- DIRECTIVE -
With the pictures left out, copy the listing below exactly.

+++ THE RECORDS

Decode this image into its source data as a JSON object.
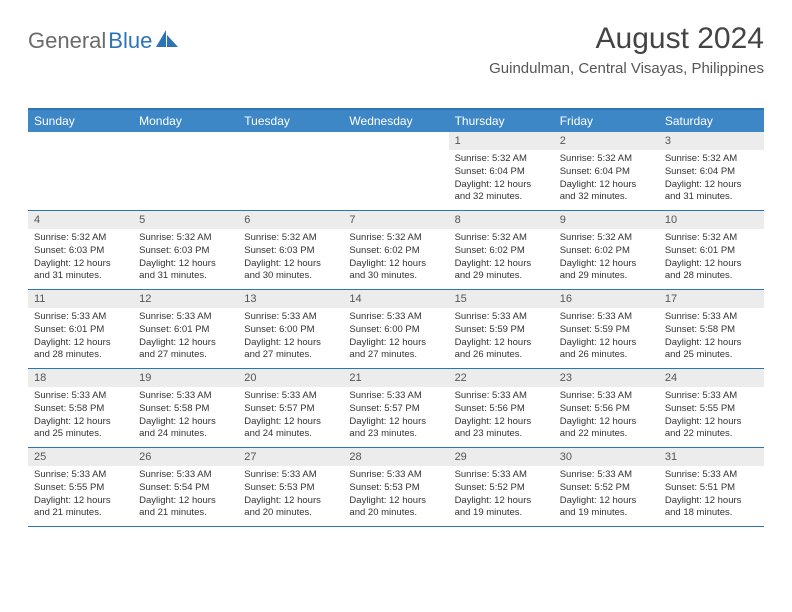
{
  "logo": {
    "gray": "General",
    "blue": "Blue"
  },
  "colors": {
    "accent": "#2e74b5",
    "header_bg": "#3d87c7",
    "header_text": "#ffffff",
    "daynum_bg": "#ececec",
    "text": "#333333"
  },
  "title": "August 2024",
  "subtitle": "Guindulman, Central Visayas, Philippines",
  "day_names": [
    "Sunday",
    "Monday",
    "Tuesday",
    "Wednesday",
    "Thursday",
    "Friday",
    "Saturday"
  ],
  "weeks": [
    [
      null,
      null,
      null,
      null,
      {
        "n": "1",
        "sr": "5:32 AM",
        "ss": "6:04 PM",
        "dl": "12 hours and 32 minutes."
      },
      {
        "n": "2",
        "sr": "5:32 AM",
        "ss": "6:04 PM",
        "dl": "12 hours and 32 minutes."
      },
      {
        "n": "3",
        "sr": "5:32 AM",
        "ss": "6:04 PM",
        "dl": "12 hours and 31 minutes."
      }
    ],
    [
      {
        "n": "4",
        "sr": "5:32 AM",
        "ss": "6:03 PM",
        "dl": "12 hours and 31 minutes."
      },
      {
        "n": "5",
        "sr": "5:32 AM",
        "ss": "6:03 PM",
        "dl": "12 hours and 31 minutes."
      },
      {
        "n": "6",
        "sr": "5:32 AM",
        "ss": "6:03 PM",
        "dl": "12 hours and 30 minutes."
      },
      {
        "n": "7",
        "sr": "5:32 AM",
        "ss": "6:02 PM",
        "dl": "12 hours and 30 minutes."
      },
      {
        "n": "8",
        "sr": "5:32 AM",
        "ss": "6:02 PM",
        "dl": "12 hours and 29 minutes."
      },
      {
        "n": "9",
        "sr": "5:32 AM",
        "ss": "6:02 PM",
        "dl": "12 hours and 29 minutes."
      },
      {
        "n": "10",
        "sr": "5:32 AM",
        "ss": "6:01 PM",
        "dl": "12 hours and 28 minutes."
      }
    ],
    [
      {
        "n": "11",
        "sr": "5:33 AM",
        "ss": "6:01 PM",
        "dl": "12 hours and 28 minutes."
      },
      {
        "n": "12",
        "sr": "5:33 AM",
        "ss": "6:01 PM",
        "dl": "12 hours and 27 minutes."
      },
      {
        "n": "13",
        "sr": "5:33 AM",
        "ss": "6:00 PM",
        "dl": "12 hours and 27 minutes."
      },
      {
        "n": "14",
        "sr": "5:33 AM",
        "ss": "6:00 PM",
        "dl": "12 hours and 27 minutes."
      },
      {
        "n": "15",
        "sr": "5:33 AM",
        "ss": "5:59 PM",
        "dl": "12 hours and 26 minutes."
      },
      {
        "n": "16",
        "sr": "5:33 AM",
        "ss": "5:59 PM",
        "dl": "12 hours and 26 minutes."
      },
      {
        "n": "17",
        "sr": "5:33 AM",
        "ss": "5:58 PM",
        "dl": "12 hours and 25 minutes."
      }
    ],
    [
      {
        "n": "18",
        "sr": "5:33 AM",
        "ss": "5:58 PM",
        "dl": "12 hours and 25 minutes."
      },
      {
        "n": "19",
        "sr": "5:33 AM",
        "ss": "5:58 PM",
        "dl": "12 hours and 24 minutes."
      },
      {
        "n": "20",
        "sr": "5:33 AM",
        "ss": "5:57 PM",
        "dl": "12 hours and 24 minutes."
      },
      {
        "n": "21",
        "sr": "5:33 AM",
        "ss": "5:57 PM",
        "dl": "12 hours and 23 minutes."
      },
      {
        "n": "22",
        "sr": "5:33 AM",
        "ss": "5:56 PM",
        "dl": "12 hours and 23 minutes."
      },
      {
        "n": "23",
        "sr": "5:33 AM",
        "ss": "5:56 PM",
        "dl": "12 hours and 22 minutes."
      },
      {
        "n": "24",
        "sr": "5:33 AM",
        "ss": "5:55 PM",
        "dl": "12 hours and 22 minutes."
      }
    ],
    [
      {
        "n": "25",
        "sr": "5:33 AM",
        "ss": "5:55 PM",
        "dl": "12 hours and 21 minutes."
      },
      {
        "n": "26",
        "sr": "5:33 AM",
        "ss": "5:54 PM",
        "dl": "12 hours and 21 minutes."
      },
      {
        "n": "27",
        "sr": "5:33 AM",
        "ss": "5:53 PM",
        "dl": "12 hours and 20 minutes."
      },
      {
        "n": "28",
        "sr": "5:33 AM",
        "ss": "5:53 PM",
        "dl": "12 hours and 20 minutes."
      },
      {
        "n": "29",
        "sr": "5:33 AM",
        "ss": "5:52 PM",
        "dl": "12 hours and 19 minutes."
      },
      {
        "n": "30",
        "sr": "5:33 AM",
        "ss": "5:52 PM",
        "dl": "12 hours and 19 minutes."
      },
      {
        "n": "31",
        "sr": "5:33 AM",
        "ss": "5:51 PM",
        "dl": "12 hours and 18 minutes."
      }
    ]
  ],
  "labels": {
    "sunrise": "Sunrise: ",
    "sunset": "Sunset: ",
    "daylight": "Daylight: "
  }
}
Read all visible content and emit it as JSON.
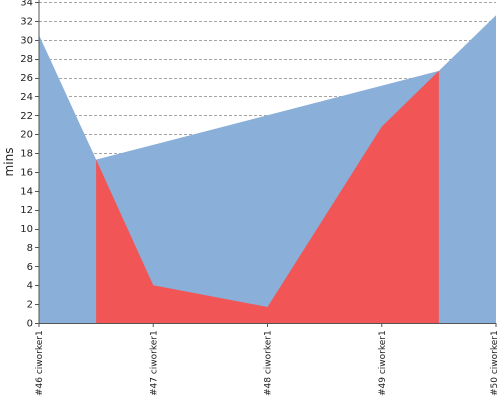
{
  "chart_data": {
    "type": "area",
    "title": "",
    "xlabel": "",
    "ylabel": "mins",
    "categories": [
      "#46 ciworker1",
      "#47 ciworker1",
      "#48 ciworker1",
      "#49 ciworker1",
      "#50 ciworker1"
    ],
    "ylim": [
      0,
      34
    ],
    "y_ticks": [
      0,
      2,
      4,
      6,
      8,
      10,
      12,
      14,
      16,
      18,
      20,
      22,
      24,
      26,
      28,
      30,
      32,
      34
    ],
    "grid": true,
    "series": [
      {
        "color": "#8aafd8",
        "points": [
          {
            "x": 0,
            "y": 30.5
          },
          {
            "x": 0.5,
            "y": 17.3
          },
          {
            "x": 3.5,
            "y": 26.7
          },
          {
            "x": 4,
            "y": 32.6
          }
        ]
      },
      {
        "color": "#f25555",
        "points": [
          {
            "x": 0.5,
            "y": 17.3
          },
          {
            "x": 1,
            "y": 4.0
          },
          {
            "x": 2,
            "y": 1.7
          },
          {
            "x": 3,
            "y": 20.8
          },
          {
            "x": 3.5,
            "y": 26.7
          }
        ]
      }
    ],
    "colors": {
      "passing": "#8aafd8",
      "failing": "#f25555",
      "grid": "#888888",
      "axis": "#555555"
    }
  }
}
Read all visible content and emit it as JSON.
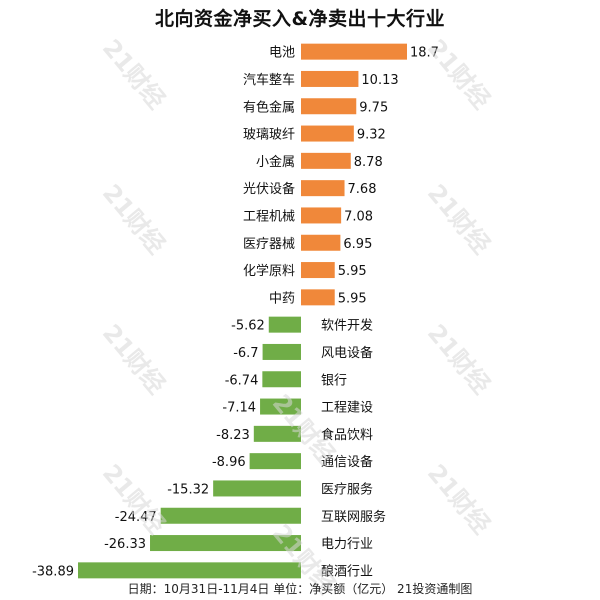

++++++

- TASK RESULT -
Decode this image into its source data as a JSON object.
{
  "logo": {
    "gray": "General",
    "blue": "Blue"
  },
  "colors": {
    "accent": "#2e74b5",
    "header_bg": "#3d87c7",
    "header_text": "#ffffff",
    "daynum_bg": "#ececec",
    "text": "#333333"
  },
  "title": "August 2024",
  "subtitle": "Guindulman, Central Visayas, Philippines",
  "day_names": [
    "Sunday",
    "Monday",
    "Tuesday",
    "Wednesday",
    "Thursday",
    "Friday",
    "Saturday"
  ],
  "weeks": [
    [
      null,
      null,
      null,
      null,
      {
        "n": "1",
        "sr": "5:32 AM",
        "ss": "6:04 PM",
        "dl": "12 hours and 32 minutes."
      },
      {
        "n": "2",
        "sr": "5:32 AM",
        "ss": "6:04 PM",
        "dl": "12 hours and 32 minutes."
      },
      {
        "n": "3",
        "sr": "5:32 AM",
        "ss": "6:04 PM",
        "dl": "12 hours and 31 minutes."
      }
    ],
    [
      {
        "n": "4",
        "sr": "5:32 AM",
        "ss": "6:03 PM",
        "dl": "12 hours and 31 minutes."
      },
      {
        "n": "5",
        "sr": "5:32 AM",
        "ss": "6:03 PM",
        "dl": "12 hours and 31 minutes."
      },
      {
        "n": "6",
        "sr": "5:32 AM",
        "ss": "6:03 PM",
        "dl": "12 hours and 30 minutes."
      },
      {
        "n": "7",
        "sr": "5:32 AM",
        "ss": "6:02 PM",
        "dl": "12 hours and 30 minutes."
      },
      {
        "n": "8",
        "sr": "5:32 AM",
        "ss": "6:02 PM",
        "dl": "12 hours and 29 minutes."
      },
      {
        "n": "9",
        "sr": "5:32 AM",
        "ss": "6:02 PM",
        "dl": "12 hours and 29 minutes."
      },
      {
        "n": "10",
        "sr": "5:32 AM",
        "ss": "6:01 PM",
        "dl": "12 hours and 28 minutes."
      }
    ],
    [
      {
        "n": "11",
        "sr": "5:33 AM",
        "ss": "6:01 PM",
        "dl": "12 hours and 28 minutes."
      },
      {
        "n": "12",
        "sr": "5:33 AM",
        "ss": "6:01 PM",
        "dl": "12 hours and 27 minutes."
      },
      {
        "n": "13",
        "sr": "5:33 AM",
        "ss": "6:00 PM",
        "dl": "12 hours and 27 minutes."
      },
      {
        "n": "14",
        "sr": "5:33 AM",
        "ss": "6:00 PM",
        "dl": "12 hours and 27 minutes."
      },
      {
        "n": "15",
        "sr": "5:33 AM",
        "ss": "5:59 PM",
        "dl": "12 hours and 26 minutes."
      },
      {
        "n": "16",
        "sr": "5:33 AM",
        "ss": "5:59 PM",
        "dl": "12 hours and 26 minutes."
      },
      {
        "n": "17",
        "sr": "5:33 AM",
        "ss": "5:58 PM",
        "dl": "12 hours and 25 minutes."
      }
    ],
    [
      {
        "n": "18",
        "sr": "5:33 AM",
        "ss": "5:58 PM",
        "dl": "12 hours and 25 minutes."
      },
      {
        "n": "19",
        "sr": "5:33 AM",
        "ss": "5:58 PM",
        "dl": "12 hours and 24 minutes."
      },
      {
        "n": "20",
        "sr": "5:33 AM",
        "ss": "5:57 PM",
        "dl": "12 hours and 24 minutes."
      },
      {
        "n": "21",
        "sr": "5:33 AM",
        "ss": "5:57 PM",
        "dl": "12 hours and 23 minutes."
      },
      {
        "n": "22",
        "sr": "5:33 AM",
        "ss": "5:56 PM",
        "dl": "12 hours and 23 minutes."
      },
      {
        "n": "23",
        "sr": "5:33 AM",
        "ss": "5:56 PM",
        "dl": "12 hours and 22 minutes."
      },
      {
        "n": "24",
        "sr": "5:33 AM",
        "ss": "5:55 PM",
        "dl": "12 hours and 22 minutes."
      }
    ],
    [
      {
        "n": "25",
        "sr": "5:33 AM",
        "ss": "5:55 PM",
        "dl": "12 hours and 21 minutes."
      },
      {
        "n": "26",
        "sr": "5:33 AM",
        "ss": "5:54 PM",
        "dl": "12 hours and 21 minutes."
      },
      {
        "n": "27",
        "sr": "5:33 AM",
        "ss": "5:53 PM",
        "dl": "12 hours and 20 minutes."
      },
      {
        "n": "28",
        "sr": "5:33 AM",
        "ss": "5:53 PM",
        "dl": "12 hours and 20 minutes."
      },
      {
        "n": "29",
        "sr": "5:33 AM",
        "ss": "5:52 PM",
        "dl": "12 hours and 19 minutes."
      },
      {
        "n": "30",
        "sr": "5:33 AM",
        "ss": "5:52 PM",
        "dl": "12 hours and 19 minutes."
      },
      {
        "n": "31",
        "sr": "5:33 AM",
        "ss": "5:51 PM",
        "dl": "12 hours and 18 minutes."
      }
    ]
  ],
  "labels": {
    "sunrise": "Sunrise: ",
    "sunset": "Sunset: ",
    "daylight": "Daylight: "
  }
}
Read all visible content and emit it as JSON.
{
  "chart_data": {
    "type": "area",
    "title": "",
    "xlabel": "",
    "ylabel": "mins",
    "categories": [
      "#46 ciworker1",
      "#47 ciworker1",
      "#48 ciworker1",
      "#49 ciworker1",
      "#50 ciworker1"
    ],
    "ylim": [
      0,
      34
    ],
    "y_ticks": [
      0,
      2,
      4,
      6,
      8,
      10,
      12,
      14,
      16,
      18,
      20,
      22,
      24,
      26,
      28,
      30,
      32,
      34
    ],
    "grid": true,
    "series": [
      {
        "color": "#8aafd8",
        "points": [
          {
            "x": 0,
            "y": 30.5
          },
          {
            "x": 0.5,
            "y": 17.3
          },
          {
            "x": 3.5,
            "y": 26.7
          },
          {
            "x": 4,
            "y": 32.6
          }
        ]
      },
      {
        "color": "#f25555",
        "points": [
          {
            "x": 0.5,
            "y": 17.3
          },
          {
            "x": 1,
            "y": 4.0
          },
          {
            "x": 2,
            "y": 1.7
          },
          {
            "x": 3,
            "y": 20.8
          },
          {
            "x": 3.5,
            "y": 26.7
          }
        ]
      }
    ],
    "colors": {
      "passing": "#8aafd8",
      "failing": "#f25555",
      "grid": "#888888",
      "axis": "#555555"
    }
  }
}
Read all visible content and emit it as JSON.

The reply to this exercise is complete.